Your objective. Transcribe each line exactly.

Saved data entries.
•••

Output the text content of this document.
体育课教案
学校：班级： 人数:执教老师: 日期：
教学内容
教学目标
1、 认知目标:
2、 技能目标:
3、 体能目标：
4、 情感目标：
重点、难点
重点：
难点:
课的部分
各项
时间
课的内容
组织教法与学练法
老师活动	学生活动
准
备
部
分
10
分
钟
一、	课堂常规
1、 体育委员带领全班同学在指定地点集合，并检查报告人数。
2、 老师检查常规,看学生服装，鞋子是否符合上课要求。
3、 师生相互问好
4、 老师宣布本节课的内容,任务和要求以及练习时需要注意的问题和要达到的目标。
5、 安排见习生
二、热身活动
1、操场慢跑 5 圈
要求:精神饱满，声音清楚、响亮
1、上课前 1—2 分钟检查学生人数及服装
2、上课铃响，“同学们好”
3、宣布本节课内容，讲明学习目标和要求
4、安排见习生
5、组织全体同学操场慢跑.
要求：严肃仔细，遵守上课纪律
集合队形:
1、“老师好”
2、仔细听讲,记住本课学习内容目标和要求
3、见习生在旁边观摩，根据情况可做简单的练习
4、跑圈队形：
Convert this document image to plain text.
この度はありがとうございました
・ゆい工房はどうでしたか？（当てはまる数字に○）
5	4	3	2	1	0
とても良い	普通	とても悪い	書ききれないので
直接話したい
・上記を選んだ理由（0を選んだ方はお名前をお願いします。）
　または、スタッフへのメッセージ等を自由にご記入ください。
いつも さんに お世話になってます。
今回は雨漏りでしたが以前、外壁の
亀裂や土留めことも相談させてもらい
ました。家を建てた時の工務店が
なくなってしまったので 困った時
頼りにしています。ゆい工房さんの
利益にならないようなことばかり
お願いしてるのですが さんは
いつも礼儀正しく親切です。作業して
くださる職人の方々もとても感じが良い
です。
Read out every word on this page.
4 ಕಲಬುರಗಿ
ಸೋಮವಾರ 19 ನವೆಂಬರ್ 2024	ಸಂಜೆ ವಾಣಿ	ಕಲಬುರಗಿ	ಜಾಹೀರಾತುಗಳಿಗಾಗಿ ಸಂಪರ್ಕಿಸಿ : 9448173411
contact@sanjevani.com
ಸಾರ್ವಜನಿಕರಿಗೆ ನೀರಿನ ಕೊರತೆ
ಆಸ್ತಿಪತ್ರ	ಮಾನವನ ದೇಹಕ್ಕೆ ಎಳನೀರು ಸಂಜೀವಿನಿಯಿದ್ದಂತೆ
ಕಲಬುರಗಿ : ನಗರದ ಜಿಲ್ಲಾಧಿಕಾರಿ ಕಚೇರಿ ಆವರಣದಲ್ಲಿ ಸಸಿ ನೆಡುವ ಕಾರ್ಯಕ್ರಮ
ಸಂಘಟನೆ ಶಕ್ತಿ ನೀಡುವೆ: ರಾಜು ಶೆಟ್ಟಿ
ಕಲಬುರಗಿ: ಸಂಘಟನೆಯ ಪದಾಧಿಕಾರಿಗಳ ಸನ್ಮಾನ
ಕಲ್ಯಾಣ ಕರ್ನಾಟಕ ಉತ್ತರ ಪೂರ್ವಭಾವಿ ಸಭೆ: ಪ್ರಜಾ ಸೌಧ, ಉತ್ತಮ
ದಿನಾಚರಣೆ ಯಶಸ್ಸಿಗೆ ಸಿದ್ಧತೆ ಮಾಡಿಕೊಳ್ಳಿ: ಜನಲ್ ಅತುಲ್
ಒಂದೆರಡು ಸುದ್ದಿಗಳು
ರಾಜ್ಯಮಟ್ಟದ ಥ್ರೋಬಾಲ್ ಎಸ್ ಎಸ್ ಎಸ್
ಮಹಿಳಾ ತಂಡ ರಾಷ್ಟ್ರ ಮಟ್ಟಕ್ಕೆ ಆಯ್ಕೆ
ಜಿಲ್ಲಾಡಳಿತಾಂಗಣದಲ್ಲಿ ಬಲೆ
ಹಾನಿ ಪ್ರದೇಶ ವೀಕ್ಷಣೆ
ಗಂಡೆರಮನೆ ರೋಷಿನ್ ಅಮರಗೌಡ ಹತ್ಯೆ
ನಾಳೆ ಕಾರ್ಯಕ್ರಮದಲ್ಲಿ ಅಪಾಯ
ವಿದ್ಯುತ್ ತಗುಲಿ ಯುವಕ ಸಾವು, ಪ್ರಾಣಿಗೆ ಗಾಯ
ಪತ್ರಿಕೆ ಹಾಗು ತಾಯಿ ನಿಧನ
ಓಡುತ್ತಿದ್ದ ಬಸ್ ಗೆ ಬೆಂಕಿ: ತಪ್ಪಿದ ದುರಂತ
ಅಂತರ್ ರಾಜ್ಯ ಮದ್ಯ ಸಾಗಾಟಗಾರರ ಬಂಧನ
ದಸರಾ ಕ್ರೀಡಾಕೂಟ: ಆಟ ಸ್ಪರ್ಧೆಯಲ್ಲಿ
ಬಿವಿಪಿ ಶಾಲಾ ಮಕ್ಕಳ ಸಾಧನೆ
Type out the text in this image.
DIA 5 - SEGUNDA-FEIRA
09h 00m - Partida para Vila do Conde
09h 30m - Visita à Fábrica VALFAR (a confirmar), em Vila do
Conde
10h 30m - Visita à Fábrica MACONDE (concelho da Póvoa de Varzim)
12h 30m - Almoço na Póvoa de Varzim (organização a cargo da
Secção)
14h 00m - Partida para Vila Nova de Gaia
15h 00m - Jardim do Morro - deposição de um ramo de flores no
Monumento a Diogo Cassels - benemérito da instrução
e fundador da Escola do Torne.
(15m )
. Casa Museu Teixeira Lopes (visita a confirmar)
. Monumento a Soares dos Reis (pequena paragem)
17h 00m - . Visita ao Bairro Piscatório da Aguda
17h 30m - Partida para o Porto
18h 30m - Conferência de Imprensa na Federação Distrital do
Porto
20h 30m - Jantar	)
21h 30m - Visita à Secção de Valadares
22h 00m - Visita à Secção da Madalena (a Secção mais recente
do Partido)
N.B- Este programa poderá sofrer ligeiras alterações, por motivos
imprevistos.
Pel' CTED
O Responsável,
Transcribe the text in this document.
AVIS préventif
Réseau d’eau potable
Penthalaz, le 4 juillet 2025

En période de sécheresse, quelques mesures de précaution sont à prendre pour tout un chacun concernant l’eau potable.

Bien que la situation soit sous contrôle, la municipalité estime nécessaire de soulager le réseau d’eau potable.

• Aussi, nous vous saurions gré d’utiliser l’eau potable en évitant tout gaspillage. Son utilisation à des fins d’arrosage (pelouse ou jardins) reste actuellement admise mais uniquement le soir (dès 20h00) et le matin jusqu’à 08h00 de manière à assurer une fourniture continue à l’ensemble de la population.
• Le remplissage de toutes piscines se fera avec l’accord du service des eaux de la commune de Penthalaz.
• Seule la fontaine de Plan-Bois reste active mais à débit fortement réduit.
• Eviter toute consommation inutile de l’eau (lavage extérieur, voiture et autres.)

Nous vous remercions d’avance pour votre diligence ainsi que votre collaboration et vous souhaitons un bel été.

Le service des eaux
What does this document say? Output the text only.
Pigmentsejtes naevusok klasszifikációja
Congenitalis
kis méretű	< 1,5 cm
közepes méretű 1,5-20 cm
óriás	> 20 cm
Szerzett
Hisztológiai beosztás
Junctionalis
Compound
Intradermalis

•••

Solution.
Output the text content of this document.
体育课教案
学校：班级： 人数:执教老师: 日期：
教学内容
教学目标
1、 认知目标:
2、 技能目标:
3、 体能目标：
4、 情感目标：
重点、难点
重点：
难点:
课的部分
各项
时间
课的内容
组织教法与学练法
老师活动	学生活动
准
备
部
分
10
分
钟
一、	课堂常规
1、 体育委员带领全班同学在指定地点集合，并检查报告人数。
2、 老师检查常规,看学生服装，鞋子是否符合上课要求。
3、 师生相互问好
4、 老师宣布本节课的内容,任务和要求以及练习时需要注意的问题和要达到的目标。
5、 安排见习生
二、热身活动
1、操场慢跑 5 圈
要求:精神饱满，声音清楚、响亮
1、上课前 1—2 分钟检查学生人数及服装
2、上课铃响，“同学们好”
3、宣布本节课内容，讲明学习目标和要求
4、安排见习生
5、组织全体同学操场慢跑.
要求：严肃仔细，遵守上课纪律
集合队形:
1、“老师好”
2、仔细听讲,记住本课学习内容目标和要求
3、见习生在旁边观摩，根据情况可做简单的练习
4、跑圈队形：
Convert this document image to plain text.
この度はありがとうございました
・ゆい工房はどうでしたか？（当てはまる数字に○）
5	4	3	2	1	0
とても良い	普通	とても悪い	書ききれないので
直接話したい
・上記を選んだ理由（0を選んだ方はお名前をお願いします。）
　または、スタッフへのメッセージ等を自由にご記入ください。
いつも さんに お世話になってます。
今回は雨漏りでしたが以前、外壁の
亀裂や土留めことも相談させてもらい
ました。家を建てた時の工務店が
なくなってしまったので 困った時
頼りにしています。ゆい工房さんの
利益にならないようなことばかり
お願いしてるのですが さんは
いつも礼儀正しく親切です。作業して
くださる職人の方々もとても感じが良い
です。
Read out every word on this page.
4 ಕಲಬುರಗಿ
ಸೋಮವಾರ 19 ನವೆಂಬರ್ 2024	ಸಂಜೆ ವಾಣಿ	ಕಲಬುರಗಿ	ಜಾಹೀರಾತುಗಳಿಗಾಗಿ ಸಂಪರ್ಕಿಸಿ : 9448173411
contact@sanjevani.com
ಸಾರ್ವಜನಿಕರಿಗೆ ನೀರಿನ ಕೊರತೆ
ಆಸ್ತಿಪತ್ರ	ಮಾನವನ ದೇಹಕ್ಕೆ ಎಳನೀರು ಸಂಜೀವಿನಿಯಿದ್ದಂತೆ
ಕಲಬುರಗಿ : ನಗರದ ಜಿಲ್ಲಾಧಿಕಾರಿ ಕಚೇರಿ ಆವರಣದಲ್ಲಿ ಸಸಿ ನೆಡುವ ಕಾರ್ಯಕ್ರಮ
ಸಂಘಟನೆ ಶಕ್ತಿ ನೀಡುವೆ: ರಾಜು ಶೆಟ್ಟಿ
ಕಲಬುರಗಿ: ಸಂಘಟನೆಯ ಪದಾಧಿಕಾರಿಗಳ ಸನ್ಮಾನ
ಕಲ್ಯಾಣ ಕರ್ನಾಟಕ ಉತ್ತರ ಪೂರ್ವಭಾವಿ ಸಭೆ: ಪ್ರಜಾ ಸೌಧ, ಉತ್ತಮ
ದಿನಾಚರಣೆ ಯಶಸ್ಸಿಗೆ ಸಿದ್ಧತೆ ಮಾಡಿಕೊಳ್ಳಿ: ಜನಲ್ ಅತುಲ್
ಒಂದೆರಡು ಸುದ್ದಿಗಳು
ರಾಜ್ಯಮಟ್ಟದ ಥ್ರೋಬಾಲ್ ಎಸ್ ಎಸ್ ಎಸ್
ಮಹಿಳಾ ತಂಡ ರಾಷ್ಟ್ರ ಮಟ್ಟಕ್ಕೆ ಆಯ್ಕೆ
ಜಿಲ್ಲಾಡಳಿತಾಂಗಣದಲ್ಲಿ ಬಲೆ
ಹಾನಿ ಪ್ರದೇಶ ವೀಕ್ಷಣೆ
ಗಂಡೆರಮನೆ ರೋಷಿನ್ ಅಮರಗೌಡ ಹತ್ಯೆ
ನಾಳೆ ಕಾರ್ಯಕ್ರಮದಲ್ಲಿ ಅಪಾಯ
ವಿದ್ಯುತ್ ತಗುಲಿ ಯುವಕ ಸಾವು, ಪ್ರಾಣಿಗೆ ಗಾಯ
ಪತ್ರಿಕೆ ಹಾಗು ತಾಯಿ ನಿಧನ
ಓಡುತ್ತಿದ್ದ ಬಸ್ ಗೆ ಬೆಂಕಿ: ತಪ್ಪಿದ ದುರಂತ
ಅಂತರ್ ರಾಜ್ಯ ಮದ್ಯ ಸಾಗಾಟಗಾರರ ಬಂಧನ
ದಸರಾ ಕ್ರೀಡಾಕೂಟ: ಆಟ ಸ್ಪರ್ಧೆಯಲ್ಲಿ
ಬಿವಿಪಿ ಶಾಲಾ ಮಕ್ಕಳ ಸಾಧನೆ
Type out the text in this image.
DIA 5 - SEGUNDA-FEIRA
09h 00m - Partida para Vila do Conde
09h 30m - Visita à Fábrica VALFAR (a confirmar), em Vila do
Conde
10h 30m - Visita à Fábrica MACONDE (concelho da Póvoa de Varzim)
12h 30m - Almoço na Póvoa de Varzim (organização a cargo da
Secção)
14h 00m - Partida para Vila Nova de Gaia
15h 00m - Jardim do Morro - deposição de um ramo de flores no
Monumento a Diogo Cassels - benemérito da instrução
e fundador da Escola do Torne.
(15m )
. Casa Museu Teixeira Lopes (visita a confirmar)
. Monumento a Soares dos Reis (pequena paragem)
17h 00m - . Visita ao Bairro Piscatório da Aguda
17h 30m - Partida para o Porto
18h 30m - Conferência de Imprensa na Federação Distrital do
Porto
20h 30m - Jantar	)
21h 30m - Visita à Secção de Valadares
22h 00m - Visita à Secção da Madalena (a Secção mais recente
do Partido)
N.B- Este programa poderá sofrer ligeiras alterações, por motivos
imprevistos.
Pel' CTED
O Responsável,
Transcribe the text in this document.
AVIS préventif
Réseau d’eau potable
Penthalaz, le 4 juillet 2025

En période de sécheresse, quelques mesures de précaution sont à prendre pour tout un chacun concernant l’eau potable.

Bien que la situation soit sous contrôle, la municipalité estime nécessaire de soulager le réseau d’eau potable.

• Aussi, nous vous saurions gré d’utiliser l’eau potable en évitant tout gaspillage. Son utilisation à des fins d’arrosage (pelouse ou jardins) reste actuellement admise mais uniquement le soir (dès 20h00) et le matin jusqu’à 08h00 de manière à assurer une fourniture continue à l’ensemble de la population.
• Le remplissage de toutes piscines se fera avec l’accord du service des eaux de la commune de Penthalaz.
• Seule la fontaine de Plan-Bois reste active mais à débit fortement réduit.
• Eviter toute consommation inutile de l’eau (lavage extérieur, voiture et autres.)

Nous vous remercions d’avance pour votre diligence ainsi que votre collaboration et vous souhaitons un bel été.

Le service des eaux
What does this document say? Output the text only.
Pigmentsejtes naevusok klasszifikációja
Congenitalis
kis méretű	< 1,5 cm
közepes méretű 1,5-20 cm
óriás	> 20 cm
Szerzett
Hisztológiai beosztás
Junctionalis
Compound
Intradermalis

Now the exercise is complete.